-- Aufgaben --
1) Gib aus dem Zeitungsartikel über Erika Dillmann den Abschnitt wortgetreu wieder, der mit den Worten „Schwäbische Zeitung (Tettnang)“ beginnt und mit „ihrem Text schildert.“ endet.
2) In welchem Zeitraum saß Erika Dillmann laut dem Zeitungsartikel für die Freien Wähler im Tettnanger Gemeinderat?

-- Gegebener Text --
◇ ◇ ◇

Schwäbische Zeitung (Tettnang)
Eine wehrhafte Demokratin
Die Journalistin und Autorin Erika Dillmann wird zur Grande Dame der Freien Wähler
TETTNANG (sz) - Im Rahmen unserer Serie „100 Jahre Frauenwahlrecht“stellen wir Ihnen an drei Samstagen Gemeinderätinnen aus der Tettnanger Geschichte vor. Die Porträts entstammen der Broschüre „Mutig. engagiert, weiblich. 100 Jahre Frauen im Tettnanger Gemeinderat“. Den Abschluss nach Marie Leuthi und Paula Thanner macht Erika Dillmann. Sie saß von 1971 bis 1984 für die Freien Wähler im Gemeinderat. Die Journalistin und Autorin war wehrhaft und meinungsstark und nahm dabei auch im Gespräch mit einem Wirtschaftsminister kein Blatt vor den Mund, wie Cosima Kehle in ihrem Text schildert.

◇ ◇ ◇

-- Vorliegende Einträge --

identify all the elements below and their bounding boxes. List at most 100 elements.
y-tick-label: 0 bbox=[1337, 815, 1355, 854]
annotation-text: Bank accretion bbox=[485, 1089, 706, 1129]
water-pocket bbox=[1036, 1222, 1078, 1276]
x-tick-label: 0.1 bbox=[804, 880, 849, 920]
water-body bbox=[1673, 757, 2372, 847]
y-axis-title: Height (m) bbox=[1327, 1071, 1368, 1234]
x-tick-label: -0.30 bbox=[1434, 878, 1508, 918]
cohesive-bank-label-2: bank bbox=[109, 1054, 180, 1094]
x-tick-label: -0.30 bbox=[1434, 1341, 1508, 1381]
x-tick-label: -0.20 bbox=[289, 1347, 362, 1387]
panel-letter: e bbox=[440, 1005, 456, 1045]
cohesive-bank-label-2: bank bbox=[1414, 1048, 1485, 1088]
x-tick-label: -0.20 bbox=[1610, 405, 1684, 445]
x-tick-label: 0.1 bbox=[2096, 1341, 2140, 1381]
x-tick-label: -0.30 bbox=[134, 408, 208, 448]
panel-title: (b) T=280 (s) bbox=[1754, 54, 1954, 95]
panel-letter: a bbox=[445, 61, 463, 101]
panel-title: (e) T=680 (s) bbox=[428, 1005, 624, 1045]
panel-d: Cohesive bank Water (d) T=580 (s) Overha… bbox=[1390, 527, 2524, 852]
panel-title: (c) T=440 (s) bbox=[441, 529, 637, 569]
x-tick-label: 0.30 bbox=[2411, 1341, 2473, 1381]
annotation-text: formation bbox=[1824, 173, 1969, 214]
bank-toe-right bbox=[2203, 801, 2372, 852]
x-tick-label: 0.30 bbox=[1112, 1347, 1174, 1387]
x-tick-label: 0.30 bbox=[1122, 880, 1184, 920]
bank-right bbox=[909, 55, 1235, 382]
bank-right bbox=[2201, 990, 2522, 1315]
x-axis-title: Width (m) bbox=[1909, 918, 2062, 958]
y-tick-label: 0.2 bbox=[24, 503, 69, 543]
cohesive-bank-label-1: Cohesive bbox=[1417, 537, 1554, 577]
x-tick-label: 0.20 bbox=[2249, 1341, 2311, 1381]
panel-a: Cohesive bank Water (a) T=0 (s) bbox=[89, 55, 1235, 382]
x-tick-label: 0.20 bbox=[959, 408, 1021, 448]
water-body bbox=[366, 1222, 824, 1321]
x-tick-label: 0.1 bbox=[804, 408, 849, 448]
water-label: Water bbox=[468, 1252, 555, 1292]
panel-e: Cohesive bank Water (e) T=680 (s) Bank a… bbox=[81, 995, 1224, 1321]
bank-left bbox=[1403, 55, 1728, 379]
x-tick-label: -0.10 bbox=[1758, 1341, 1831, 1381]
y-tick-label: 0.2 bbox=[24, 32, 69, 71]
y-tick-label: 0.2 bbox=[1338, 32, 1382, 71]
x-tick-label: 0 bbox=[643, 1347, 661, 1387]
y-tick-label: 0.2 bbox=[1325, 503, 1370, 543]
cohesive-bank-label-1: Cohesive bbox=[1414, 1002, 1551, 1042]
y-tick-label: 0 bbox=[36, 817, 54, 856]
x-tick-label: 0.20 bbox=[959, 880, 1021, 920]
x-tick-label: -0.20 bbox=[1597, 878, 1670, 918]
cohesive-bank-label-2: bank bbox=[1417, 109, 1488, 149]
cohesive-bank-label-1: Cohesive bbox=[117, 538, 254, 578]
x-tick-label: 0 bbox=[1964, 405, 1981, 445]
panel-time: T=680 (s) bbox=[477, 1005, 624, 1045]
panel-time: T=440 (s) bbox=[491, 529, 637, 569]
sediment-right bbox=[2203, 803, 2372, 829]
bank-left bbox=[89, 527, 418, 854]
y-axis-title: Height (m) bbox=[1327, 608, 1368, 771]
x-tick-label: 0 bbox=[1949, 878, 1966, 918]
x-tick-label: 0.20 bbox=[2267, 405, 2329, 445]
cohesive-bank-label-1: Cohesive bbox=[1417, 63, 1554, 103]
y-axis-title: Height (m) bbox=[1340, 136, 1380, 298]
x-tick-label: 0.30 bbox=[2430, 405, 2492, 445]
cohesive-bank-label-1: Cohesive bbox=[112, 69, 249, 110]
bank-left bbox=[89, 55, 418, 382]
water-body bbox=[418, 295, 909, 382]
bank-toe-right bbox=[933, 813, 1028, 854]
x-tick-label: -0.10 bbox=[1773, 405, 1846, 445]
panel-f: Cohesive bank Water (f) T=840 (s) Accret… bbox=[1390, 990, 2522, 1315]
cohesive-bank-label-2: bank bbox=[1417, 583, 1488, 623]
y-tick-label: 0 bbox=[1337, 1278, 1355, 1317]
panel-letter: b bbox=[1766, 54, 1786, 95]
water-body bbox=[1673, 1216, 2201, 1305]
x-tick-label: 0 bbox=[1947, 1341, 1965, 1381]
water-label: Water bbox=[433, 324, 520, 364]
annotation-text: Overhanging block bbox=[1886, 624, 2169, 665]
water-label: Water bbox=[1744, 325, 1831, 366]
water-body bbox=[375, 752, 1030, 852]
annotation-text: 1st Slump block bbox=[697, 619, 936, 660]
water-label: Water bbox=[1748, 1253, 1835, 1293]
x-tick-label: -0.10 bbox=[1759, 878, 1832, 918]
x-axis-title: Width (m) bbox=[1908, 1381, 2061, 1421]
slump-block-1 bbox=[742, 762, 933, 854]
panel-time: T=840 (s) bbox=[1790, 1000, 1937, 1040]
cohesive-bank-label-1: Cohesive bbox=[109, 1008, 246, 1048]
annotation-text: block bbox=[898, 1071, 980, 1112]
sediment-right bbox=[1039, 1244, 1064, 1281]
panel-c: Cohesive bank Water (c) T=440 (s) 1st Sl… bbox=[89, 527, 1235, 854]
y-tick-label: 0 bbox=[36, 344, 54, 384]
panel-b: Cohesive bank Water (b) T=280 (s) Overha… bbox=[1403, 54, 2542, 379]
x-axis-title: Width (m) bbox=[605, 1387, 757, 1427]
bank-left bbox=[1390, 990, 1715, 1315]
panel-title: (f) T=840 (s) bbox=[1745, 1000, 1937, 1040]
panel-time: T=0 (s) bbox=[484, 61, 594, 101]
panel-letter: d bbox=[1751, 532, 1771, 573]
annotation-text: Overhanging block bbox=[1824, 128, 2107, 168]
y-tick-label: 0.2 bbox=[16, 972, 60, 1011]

◇ ◇ ◇

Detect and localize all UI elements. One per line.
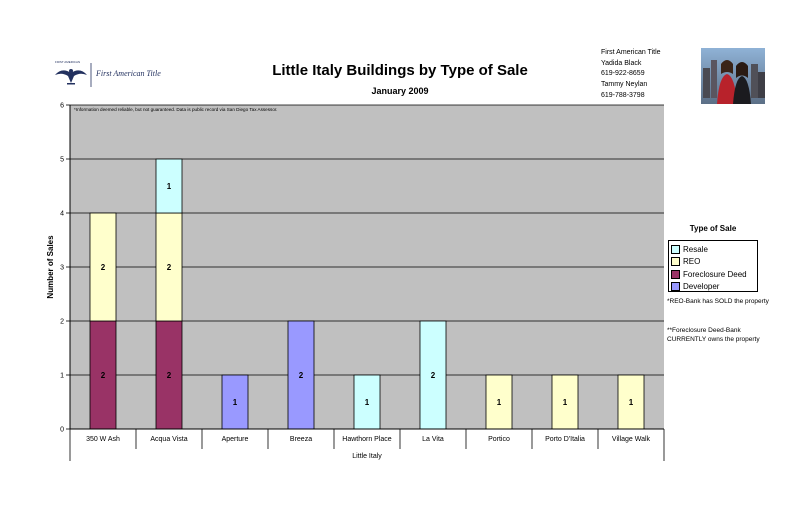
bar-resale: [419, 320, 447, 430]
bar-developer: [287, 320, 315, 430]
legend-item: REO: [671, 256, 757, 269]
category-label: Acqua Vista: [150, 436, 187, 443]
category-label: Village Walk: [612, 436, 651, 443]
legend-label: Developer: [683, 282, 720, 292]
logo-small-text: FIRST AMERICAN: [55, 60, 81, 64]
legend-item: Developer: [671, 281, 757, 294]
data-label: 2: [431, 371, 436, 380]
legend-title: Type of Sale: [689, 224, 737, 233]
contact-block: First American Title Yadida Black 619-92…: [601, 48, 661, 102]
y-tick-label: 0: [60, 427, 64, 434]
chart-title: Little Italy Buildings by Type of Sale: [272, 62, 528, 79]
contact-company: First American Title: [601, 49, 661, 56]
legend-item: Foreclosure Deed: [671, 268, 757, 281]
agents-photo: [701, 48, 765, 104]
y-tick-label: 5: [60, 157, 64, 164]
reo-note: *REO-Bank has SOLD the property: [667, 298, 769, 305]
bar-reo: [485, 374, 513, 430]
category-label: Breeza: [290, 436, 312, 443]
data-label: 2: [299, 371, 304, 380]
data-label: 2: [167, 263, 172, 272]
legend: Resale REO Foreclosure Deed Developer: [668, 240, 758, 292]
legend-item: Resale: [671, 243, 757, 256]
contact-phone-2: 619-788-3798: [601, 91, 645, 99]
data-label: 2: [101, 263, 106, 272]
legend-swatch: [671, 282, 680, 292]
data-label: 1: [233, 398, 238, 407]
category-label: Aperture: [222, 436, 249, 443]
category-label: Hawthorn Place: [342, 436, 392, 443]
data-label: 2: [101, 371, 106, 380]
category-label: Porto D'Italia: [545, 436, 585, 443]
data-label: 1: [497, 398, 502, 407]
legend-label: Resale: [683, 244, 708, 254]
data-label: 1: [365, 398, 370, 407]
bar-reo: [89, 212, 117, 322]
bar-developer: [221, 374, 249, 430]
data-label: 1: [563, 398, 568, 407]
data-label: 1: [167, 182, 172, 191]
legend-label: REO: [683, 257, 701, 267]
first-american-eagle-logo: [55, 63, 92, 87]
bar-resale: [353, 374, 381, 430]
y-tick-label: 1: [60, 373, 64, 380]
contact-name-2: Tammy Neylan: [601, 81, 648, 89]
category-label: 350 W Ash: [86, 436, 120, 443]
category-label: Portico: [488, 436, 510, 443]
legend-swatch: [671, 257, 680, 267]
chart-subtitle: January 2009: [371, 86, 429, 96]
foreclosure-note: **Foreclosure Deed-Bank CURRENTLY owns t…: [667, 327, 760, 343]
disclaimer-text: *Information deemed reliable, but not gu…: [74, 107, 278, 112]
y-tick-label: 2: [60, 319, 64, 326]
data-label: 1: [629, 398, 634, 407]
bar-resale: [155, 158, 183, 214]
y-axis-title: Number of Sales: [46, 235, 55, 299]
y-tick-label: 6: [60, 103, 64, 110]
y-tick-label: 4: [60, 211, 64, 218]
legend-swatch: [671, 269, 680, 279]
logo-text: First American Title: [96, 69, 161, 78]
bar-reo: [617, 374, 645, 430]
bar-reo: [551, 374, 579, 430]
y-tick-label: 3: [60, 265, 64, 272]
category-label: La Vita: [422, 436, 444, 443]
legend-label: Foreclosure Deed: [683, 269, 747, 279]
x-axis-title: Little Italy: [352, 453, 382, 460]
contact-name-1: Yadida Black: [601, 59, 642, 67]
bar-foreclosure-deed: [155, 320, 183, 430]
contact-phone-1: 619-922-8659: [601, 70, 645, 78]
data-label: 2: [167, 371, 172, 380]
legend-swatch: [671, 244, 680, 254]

◇ ◇ ◇

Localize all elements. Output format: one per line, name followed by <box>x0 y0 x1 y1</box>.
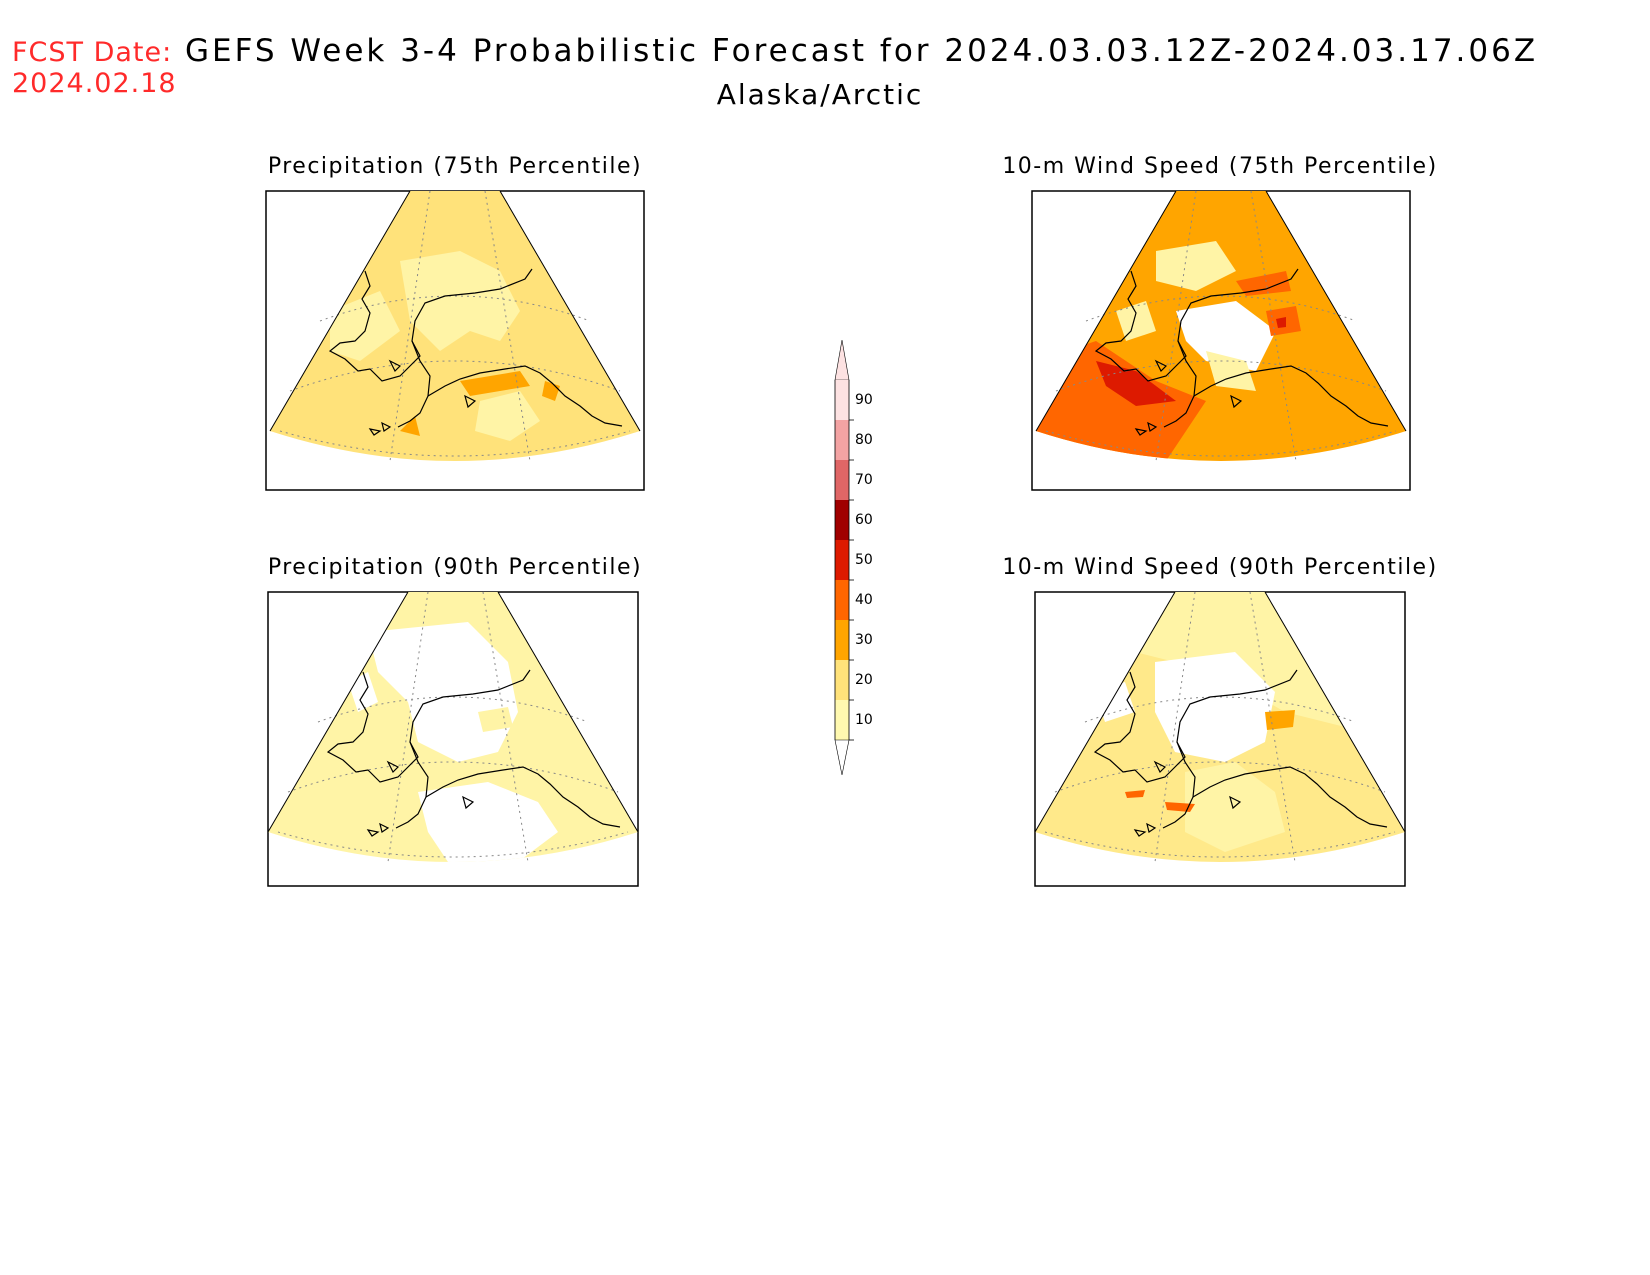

◇ ◇ ◇

-- Antworten je Aufgabe --
1)
Schwäbische Zeitung (Tettnang)
Eine wehrhafte Demokratin
Die Journalistin und Autorin Erika Dillmann wird zur Grande Dame der Freien Wähler
TETTNANG (sz) - Im Rahmen unserer Serie „100 Jahre Frauenwahlrecht“stellen wir Ihnen an drei Samstagen Gemeinderätinnen aus der Tettnanger Geschichte vor. Die Porträts entstammen der Broschüre „Mutig. engagiert, weiblich. 100 Jahre Frauen im Tettnanger Gemeinderat“. Den Abschluss nach Marie Leuthi und Paula Thanner macht Erika Dillmann. Sie saß von 1971 bis 1984 für die Freien Wähler im Gemeinderat. Die Journalistin und Autorin war wehrhaft und meinungsstark und nahm dabei auch im Gespräch mit einem Wirtschaftsminister kein Blatt vor den Mund, wie Cosima Kehle in ihrem Text schildert.

2) Von 1971 bis 1984.